Reproduce all the material exactly, minus any pictures it holds.

** start INPUT ROWS **

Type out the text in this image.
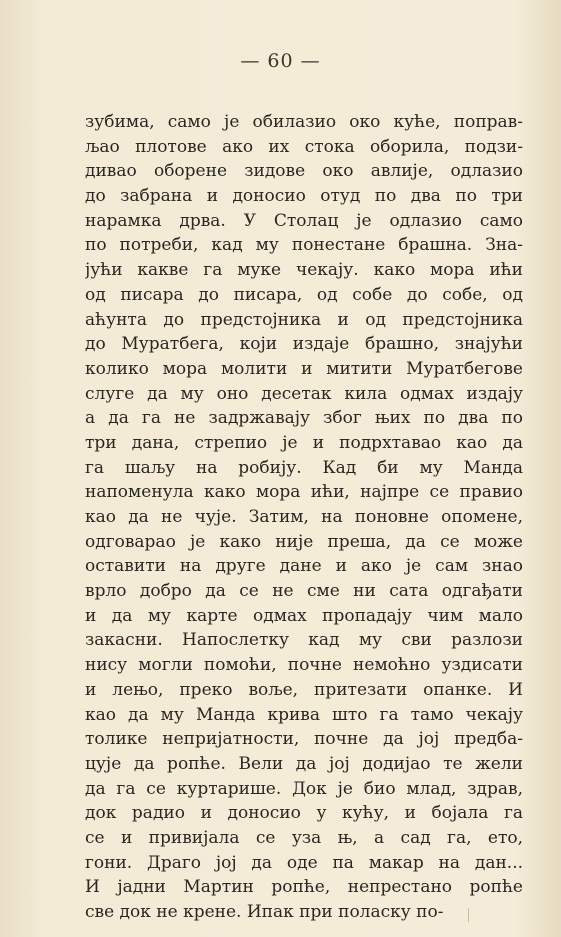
— 60 —
зубима, само је обилазио око куће, поправ-
љао плотове ако их стока оборила, подзи-
дивао оборене зидове око авлије, одлазио
до забрана и доносио отуд по два по три
нарамка дрва. У Столац је одлазио само
по потреби, кад му понестане брашна. Зна-
јући какве га муке чекају. како мора ићи
од писара до писара, од собе до собе, од
аћунта до предстојника и од предстојника
до Муратбега, који издаје брашно, знајући
колико мора молити и митити Муратбегове
слуге да му оно десетак кила одмах издају
а да га не задржавају због њих по два по
три дана, стрепио је и подрхтавао као да
га шаљу на робију. Кад би му Манда
напоменула како мора ићи, најпре се правио
као да не чује. Затим, на поновне опомене,
одговарао је како није прешa, да се може
оставити на друге дане и ако је сам знао
врло добро да се не сме ни сата одгађати
и да му карте одмах пропадају чим мало
закасни. Напослетку кад му сви разлози
нису могли помоћи, почне немоћно уздисати
и лењо, преко воље, притезати опанке. И
као да му Манда крива што га тамо чекају
толике непријатности, почне да јој предба-
цује да ропће. Вели да јој додијао те жели
да га се куртарише. Док је био млад, здрав,
док радио и доносио у кућу, и бојала га
се и привијала се уза њ, а сад га, ето,
гони. Драго јој да оде па макар на дан...
И јадни Мартин ропће, непрестано ропће
све док не крене. Ипак при поласку по-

** end INPUT ROWS **

* ANSWER TO THIS TASK:
Type out the text in this image.
— 60 —
зубима, само је обилазио око куће, поправ-
љао плотове ако их стока оборила, подзи-
дивао оборене зидове око авлије, одлазио
до забрана и доносио отуд по два по три
нарамка дрва. У Столац је одлазио само
по потреби, кад му понестане брашна. Зна-
јући какве га муке чекају. како мора ићи
од писара до писара, од собе до собе, од
аћунта до предстојника и од предстојника
до Муратбега, који издаје брашно, знајући
колико мора молити и митити Муратбегове
слуге да му оно десетак кила одмах издају
а да га не задржавају због њих по два по
три дана, стрепио је и подрхтавао као да
га шаљу на робију. Кад би му Манда
напоменула како мора ићи, најпре се правио
као да не чује. Затим, на поновне опомене,
одговарао је како није прешa, да се може
оставити на друге дане и ако је сам знао
врло добро да се не сме ни сата одгађати
и да му карте одмах пропадају чим мало
закасни. Напослетку кад му сви разлози
нису могли помоћи, почне немоћно уздисати
и лењо, преко воље, притезати опанке. И
као да му Манда крива што га тамо чекају
толике непријатности, почне да јој предба-
цује да ропће. Вели да јој додијао те жели
да га се куртарише. Док је био млад, здрав,
док радио и доносио у кућу, и бојала га
се и привијала се уза њ, а сад га, ето,
гони. Драго јој да оде па макар на дан...
И јадни Мартин ропће, непрестано ропће
све док не крене. Ипак при поласку по-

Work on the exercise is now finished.